======== AVAILABLE DATA ========

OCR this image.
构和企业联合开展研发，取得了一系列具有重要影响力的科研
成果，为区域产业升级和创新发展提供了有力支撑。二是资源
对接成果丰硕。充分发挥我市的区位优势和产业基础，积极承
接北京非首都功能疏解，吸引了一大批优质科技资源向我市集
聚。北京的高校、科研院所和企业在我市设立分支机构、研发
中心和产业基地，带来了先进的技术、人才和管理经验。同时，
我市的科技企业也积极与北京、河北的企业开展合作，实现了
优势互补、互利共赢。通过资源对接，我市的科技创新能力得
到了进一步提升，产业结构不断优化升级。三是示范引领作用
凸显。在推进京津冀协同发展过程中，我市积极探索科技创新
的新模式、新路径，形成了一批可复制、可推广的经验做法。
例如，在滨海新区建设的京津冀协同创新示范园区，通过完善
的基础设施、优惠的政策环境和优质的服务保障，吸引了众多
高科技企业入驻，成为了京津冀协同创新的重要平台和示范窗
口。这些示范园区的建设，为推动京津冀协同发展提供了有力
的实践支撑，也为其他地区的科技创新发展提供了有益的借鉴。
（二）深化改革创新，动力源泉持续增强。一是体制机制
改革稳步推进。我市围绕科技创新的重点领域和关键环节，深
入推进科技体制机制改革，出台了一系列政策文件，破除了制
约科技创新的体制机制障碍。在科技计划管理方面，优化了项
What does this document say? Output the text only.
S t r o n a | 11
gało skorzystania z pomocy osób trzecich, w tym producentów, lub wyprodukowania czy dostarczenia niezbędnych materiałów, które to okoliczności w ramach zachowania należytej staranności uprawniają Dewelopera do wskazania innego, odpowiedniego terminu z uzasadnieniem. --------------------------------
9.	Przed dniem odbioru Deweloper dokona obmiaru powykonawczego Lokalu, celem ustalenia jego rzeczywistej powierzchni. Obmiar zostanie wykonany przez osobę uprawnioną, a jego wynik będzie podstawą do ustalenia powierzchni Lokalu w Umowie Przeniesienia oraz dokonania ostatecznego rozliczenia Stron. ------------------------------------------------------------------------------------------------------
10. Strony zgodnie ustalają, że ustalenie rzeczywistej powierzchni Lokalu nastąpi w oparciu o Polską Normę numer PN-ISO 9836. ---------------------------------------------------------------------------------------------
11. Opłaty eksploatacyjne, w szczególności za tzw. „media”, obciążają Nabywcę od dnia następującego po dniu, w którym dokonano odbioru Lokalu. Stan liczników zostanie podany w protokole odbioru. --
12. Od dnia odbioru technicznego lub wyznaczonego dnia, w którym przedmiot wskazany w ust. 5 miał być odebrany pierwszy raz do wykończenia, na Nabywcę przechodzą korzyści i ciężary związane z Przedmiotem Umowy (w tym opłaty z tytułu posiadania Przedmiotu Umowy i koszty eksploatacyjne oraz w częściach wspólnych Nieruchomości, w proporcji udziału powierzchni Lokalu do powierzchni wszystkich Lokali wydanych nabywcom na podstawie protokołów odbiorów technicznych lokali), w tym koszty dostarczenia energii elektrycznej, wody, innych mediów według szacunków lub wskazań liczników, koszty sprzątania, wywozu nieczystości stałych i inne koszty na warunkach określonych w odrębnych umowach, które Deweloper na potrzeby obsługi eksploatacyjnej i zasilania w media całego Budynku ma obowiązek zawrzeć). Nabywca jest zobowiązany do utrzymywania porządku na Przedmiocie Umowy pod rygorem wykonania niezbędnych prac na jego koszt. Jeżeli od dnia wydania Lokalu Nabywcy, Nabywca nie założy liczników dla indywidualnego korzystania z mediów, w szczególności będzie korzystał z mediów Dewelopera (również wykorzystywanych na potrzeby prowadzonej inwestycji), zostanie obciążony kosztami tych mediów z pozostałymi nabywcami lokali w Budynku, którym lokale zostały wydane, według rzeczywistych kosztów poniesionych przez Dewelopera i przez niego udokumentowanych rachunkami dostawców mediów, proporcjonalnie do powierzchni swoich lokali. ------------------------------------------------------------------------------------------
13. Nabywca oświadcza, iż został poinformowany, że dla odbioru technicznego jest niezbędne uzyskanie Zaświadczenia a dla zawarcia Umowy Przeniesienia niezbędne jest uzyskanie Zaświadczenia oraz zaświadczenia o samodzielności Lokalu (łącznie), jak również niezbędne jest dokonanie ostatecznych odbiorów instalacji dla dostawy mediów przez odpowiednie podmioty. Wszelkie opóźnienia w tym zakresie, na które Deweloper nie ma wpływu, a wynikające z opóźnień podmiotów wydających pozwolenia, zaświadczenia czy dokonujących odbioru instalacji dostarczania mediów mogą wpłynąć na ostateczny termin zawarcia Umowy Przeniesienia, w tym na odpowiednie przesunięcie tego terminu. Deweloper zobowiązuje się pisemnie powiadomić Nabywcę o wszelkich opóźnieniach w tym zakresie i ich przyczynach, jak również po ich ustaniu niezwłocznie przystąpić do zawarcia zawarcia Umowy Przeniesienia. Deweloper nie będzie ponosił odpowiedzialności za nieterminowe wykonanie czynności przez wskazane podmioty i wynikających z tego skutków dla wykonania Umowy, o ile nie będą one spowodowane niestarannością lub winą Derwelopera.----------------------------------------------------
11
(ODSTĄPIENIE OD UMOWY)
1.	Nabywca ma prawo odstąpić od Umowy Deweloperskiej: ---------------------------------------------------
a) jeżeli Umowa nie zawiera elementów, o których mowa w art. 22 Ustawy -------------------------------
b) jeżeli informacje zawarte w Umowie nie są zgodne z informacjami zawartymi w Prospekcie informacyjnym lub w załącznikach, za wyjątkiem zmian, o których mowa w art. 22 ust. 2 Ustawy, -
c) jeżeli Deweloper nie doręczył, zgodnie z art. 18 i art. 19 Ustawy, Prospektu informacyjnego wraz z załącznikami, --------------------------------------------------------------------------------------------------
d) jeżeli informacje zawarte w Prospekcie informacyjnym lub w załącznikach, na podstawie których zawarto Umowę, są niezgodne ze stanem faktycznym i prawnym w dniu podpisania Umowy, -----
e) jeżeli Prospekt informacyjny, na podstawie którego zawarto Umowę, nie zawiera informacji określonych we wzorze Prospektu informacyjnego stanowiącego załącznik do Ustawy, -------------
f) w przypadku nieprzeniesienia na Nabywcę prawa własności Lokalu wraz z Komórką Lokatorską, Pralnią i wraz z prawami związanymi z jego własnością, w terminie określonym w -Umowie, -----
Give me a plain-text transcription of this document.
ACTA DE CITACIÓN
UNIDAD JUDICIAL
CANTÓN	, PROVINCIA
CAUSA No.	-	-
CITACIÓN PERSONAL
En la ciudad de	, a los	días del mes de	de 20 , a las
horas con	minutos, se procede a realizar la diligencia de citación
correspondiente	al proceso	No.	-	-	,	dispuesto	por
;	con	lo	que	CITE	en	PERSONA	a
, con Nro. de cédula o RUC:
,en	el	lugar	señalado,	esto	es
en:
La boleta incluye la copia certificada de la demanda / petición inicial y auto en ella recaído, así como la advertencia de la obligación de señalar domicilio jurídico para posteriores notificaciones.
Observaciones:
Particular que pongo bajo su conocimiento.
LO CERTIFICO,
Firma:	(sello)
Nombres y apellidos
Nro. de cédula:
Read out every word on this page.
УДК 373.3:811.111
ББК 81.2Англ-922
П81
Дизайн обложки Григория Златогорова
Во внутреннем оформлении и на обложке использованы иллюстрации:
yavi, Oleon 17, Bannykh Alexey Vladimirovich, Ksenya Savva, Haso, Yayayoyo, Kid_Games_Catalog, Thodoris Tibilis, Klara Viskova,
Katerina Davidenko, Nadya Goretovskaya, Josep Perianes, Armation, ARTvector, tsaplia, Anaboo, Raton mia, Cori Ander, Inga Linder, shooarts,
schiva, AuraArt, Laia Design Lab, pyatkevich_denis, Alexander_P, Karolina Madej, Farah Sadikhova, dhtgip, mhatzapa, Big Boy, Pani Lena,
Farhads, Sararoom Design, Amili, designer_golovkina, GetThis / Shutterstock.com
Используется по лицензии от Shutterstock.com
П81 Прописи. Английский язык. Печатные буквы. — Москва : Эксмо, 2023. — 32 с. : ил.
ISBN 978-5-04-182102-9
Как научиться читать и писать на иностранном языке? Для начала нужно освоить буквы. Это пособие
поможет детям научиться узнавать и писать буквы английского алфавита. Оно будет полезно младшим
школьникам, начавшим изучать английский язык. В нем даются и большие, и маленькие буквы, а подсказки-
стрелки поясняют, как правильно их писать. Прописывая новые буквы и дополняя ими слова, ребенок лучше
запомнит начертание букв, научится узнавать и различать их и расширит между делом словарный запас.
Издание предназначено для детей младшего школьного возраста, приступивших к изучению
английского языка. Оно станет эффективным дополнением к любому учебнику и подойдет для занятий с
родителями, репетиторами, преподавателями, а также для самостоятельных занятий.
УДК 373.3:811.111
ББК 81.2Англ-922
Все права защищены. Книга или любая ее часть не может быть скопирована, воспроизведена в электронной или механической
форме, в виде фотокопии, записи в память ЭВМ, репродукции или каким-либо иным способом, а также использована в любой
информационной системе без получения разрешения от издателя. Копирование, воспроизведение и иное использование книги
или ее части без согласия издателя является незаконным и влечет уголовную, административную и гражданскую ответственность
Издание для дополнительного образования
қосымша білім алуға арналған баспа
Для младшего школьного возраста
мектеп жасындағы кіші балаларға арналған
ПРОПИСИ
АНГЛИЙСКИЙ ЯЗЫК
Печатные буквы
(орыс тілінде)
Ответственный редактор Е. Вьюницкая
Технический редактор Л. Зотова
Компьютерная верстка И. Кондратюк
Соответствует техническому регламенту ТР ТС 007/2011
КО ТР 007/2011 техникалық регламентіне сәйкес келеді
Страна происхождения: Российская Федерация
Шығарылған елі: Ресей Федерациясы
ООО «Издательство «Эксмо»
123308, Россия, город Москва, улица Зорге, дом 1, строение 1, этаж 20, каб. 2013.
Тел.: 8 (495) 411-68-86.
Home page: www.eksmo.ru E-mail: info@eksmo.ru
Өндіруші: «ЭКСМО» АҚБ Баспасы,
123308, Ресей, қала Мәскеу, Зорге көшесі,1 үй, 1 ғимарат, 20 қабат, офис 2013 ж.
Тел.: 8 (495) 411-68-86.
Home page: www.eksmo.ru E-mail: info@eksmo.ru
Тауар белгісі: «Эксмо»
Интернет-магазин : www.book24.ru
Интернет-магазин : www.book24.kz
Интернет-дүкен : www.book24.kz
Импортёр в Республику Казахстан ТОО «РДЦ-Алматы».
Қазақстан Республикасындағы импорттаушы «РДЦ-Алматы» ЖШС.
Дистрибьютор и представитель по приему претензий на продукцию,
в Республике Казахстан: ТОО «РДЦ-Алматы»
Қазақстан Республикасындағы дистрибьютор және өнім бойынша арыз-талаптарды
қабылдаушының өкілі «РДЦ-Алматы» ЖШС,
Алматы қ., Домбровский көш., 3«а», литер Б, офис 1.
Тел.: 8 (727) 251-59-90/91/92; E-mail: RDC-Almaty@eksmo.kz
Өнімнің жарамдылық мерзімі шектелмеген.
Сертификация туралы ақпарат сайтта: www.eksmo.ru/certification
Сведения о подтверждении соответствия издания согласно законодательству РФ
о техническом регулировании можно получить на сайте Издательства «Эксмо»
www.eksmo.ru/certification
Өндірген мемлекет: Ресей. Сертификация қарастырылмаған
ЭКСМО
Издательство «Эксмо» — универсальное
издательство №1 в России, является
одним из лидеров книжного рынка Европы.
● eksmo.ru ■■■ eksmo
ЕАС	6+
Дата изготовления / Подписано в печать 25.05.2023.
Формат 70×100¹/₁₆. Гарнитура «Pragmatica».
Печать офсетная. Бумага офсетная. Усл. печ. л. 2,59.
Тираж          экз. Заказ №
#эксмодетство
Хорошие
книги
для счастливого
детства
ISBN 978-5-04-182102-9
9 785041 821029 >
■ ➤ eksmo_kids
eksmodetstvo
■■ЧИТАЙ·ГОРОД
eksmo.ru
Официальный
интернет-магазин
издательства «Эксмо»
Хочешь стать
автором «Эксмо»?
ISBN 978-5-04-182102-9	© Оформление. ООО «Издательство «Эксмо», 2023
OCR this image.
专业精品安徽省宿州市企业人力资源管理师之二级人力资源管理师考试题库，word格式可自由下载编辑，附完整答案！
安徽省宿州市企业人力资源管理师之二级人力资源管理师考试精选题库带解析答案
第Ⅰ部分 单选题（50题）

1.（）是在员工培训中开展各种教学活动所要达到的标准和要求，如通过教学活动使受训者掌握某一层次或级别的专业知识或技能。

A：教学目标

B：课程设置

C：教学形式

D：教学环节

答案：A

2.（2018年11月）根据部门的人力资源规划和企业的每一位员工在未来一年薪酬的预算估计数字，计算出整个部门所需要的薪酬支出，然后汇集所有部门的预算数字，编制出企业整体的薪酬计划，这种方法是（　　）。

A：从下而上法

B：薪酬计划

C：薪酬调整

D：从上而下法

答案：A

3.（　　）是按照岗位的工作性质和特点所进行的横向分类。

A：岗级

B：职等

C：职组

========

### [GIVEN PROBLEM]
Only lines with "магазин" are wanted here; list each of them.

### [RESPONSE TO THE TASK]
Интернет-магазин : www.book24.ru
Интернет-магазин : www.book24.kz
интернет-магазин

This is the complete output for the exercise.